• _DIRECTION_
Output each line of the material exactly as it stands.

Records that describe figures:
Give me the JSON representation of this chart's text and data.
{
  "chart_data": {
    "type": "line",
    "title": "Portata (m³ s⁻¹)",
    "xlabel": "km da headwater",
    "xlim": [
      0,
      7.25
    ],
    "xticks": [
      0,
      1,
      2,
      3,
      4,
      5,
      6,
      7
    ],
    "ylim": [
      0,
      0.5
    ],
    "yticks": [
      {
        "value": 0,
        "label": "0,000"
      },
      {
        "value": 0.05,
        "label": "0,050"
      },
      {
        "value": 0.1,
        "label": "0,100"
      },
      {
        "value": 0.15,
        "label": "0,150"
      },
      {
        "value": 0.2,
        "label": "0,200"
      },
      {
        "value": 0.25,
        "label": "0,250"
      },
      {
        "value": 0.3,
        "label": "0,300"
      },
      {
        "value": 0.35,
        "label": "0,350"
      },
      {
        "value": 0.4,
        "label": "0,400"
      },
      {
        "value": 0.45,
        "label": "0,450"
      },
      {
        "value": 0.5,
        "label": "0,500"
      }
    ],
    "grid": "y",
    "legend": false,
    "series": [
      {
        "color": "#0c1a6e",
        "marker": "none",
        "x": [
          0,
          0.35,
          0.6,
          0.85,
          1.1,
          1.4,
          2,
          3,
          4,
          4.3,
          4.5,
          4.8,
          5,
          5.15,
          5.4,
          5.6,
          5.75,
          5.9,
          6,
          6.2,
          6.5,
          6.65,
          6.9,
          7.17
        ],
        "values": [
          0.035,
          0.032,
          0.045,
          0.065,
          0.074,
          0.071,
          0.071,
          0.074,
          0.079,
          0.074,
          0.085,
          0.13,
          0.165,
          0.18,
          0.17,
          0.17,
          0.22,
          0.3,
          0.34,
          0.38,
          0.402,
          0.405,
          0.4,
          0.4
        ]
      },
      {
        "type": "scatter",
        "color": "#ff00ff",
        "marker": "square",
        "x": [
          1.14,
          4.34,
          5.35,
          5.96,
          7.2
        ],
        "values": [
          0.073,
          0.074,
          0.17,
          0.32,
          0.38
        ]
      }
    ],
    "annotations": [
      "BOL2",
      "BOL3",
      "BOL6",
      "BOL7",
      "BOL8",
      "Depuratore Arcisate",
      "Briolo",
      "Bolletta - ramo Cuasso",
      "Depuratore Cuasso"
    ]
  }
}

• _COMPLETED TASK_
Give me the JSON representation of this chart's text and data.
{
  "chart_data": {
    "type": "line",
    "title": "Portata (m³ s⁻¹)",
    "xlabel": "km da headwater",
    "xlim": [
      0,
      7.25
    ],
    "xticks": [
      0,
      1,
      2,
      3,
      4,
      5,
      6,
      7
    ],
    "ylim": [
      0,
      0.5
    ],
    "yticks": [
      {
        "value": 0,
        "label": "0,000"
      },
      {
        "value": 0.05,
        "label": "0,050"
      },
      {
        "value": 0.1,
        "label": "0,100"
      },
      {
        "value": 0.15,
        "label": "0,150"
      },
      {
        "value": 0.2,
        "label": "0,200"
      },
      {
        "value": 0.25,
        "label": "0,250"
      },
      {
        "value": 0.3,
        "label": "0,300"
      },
      {
        "value": 0.35,
        "label": "0,350"
      },
      {
        "value": 0.4,
        "label": "0,400"
      },
      {
        "value": 0.45,
        "label": "0,450"
      },
      {
        "value": 0.5,
        "label": "0,500"
      }
    ],
    "grid": "y",
    "legend": false,
    "series": [
      {
        "color": "#0c1a6e",
        "marker": "none",
        "x": [
          0,
          0.35,
          0.6,
          0.85,
          1.1,
          1.4,
          2,
          3,
          4,
          4.3,
          4.5,
          4.8,
          5,
          5.15,
          5.4,
          5.6,
          5.75,
          5.9,
          6,
          6.2,
          6.5,
          6.65,
          6.9,
          7.17
        ],
        "values": [
          0.035,
          0.032,
          0.045,
          0.065,
          0.074,
          0.071,
          0.071,
          0.074,
          0.079,
          0.074,
          0.085,
          0.13,
          0.165,
          0.18,
          0.17,
          0.17,
          0.22,
          0.3,
          0.34,
          0.38,
          0.402,
          0.405,
          0.4,
          0.4
        ]
      },
      {
        "type": "scatter",
        "color": "#ff00ff",
        "marker": "square",
        "x": [
          1.14,
          4.34,
          5.35,
          5.96,
          7.2
        ],
        "values": [
          0.073,
          0.074,
          0.17,
          0.32,
          0.38
        ]
      }
    ],
    "annotations": [
      "BOL2",
      "BOL3",
      "BOL6",
      "BOL7",
      "BOL8",
      "Depuratore Arcisate",
      "Briolo",
      "Bolletta - ramo Cuasso",
      "Depuratore Cuasso"
    ]
  }
}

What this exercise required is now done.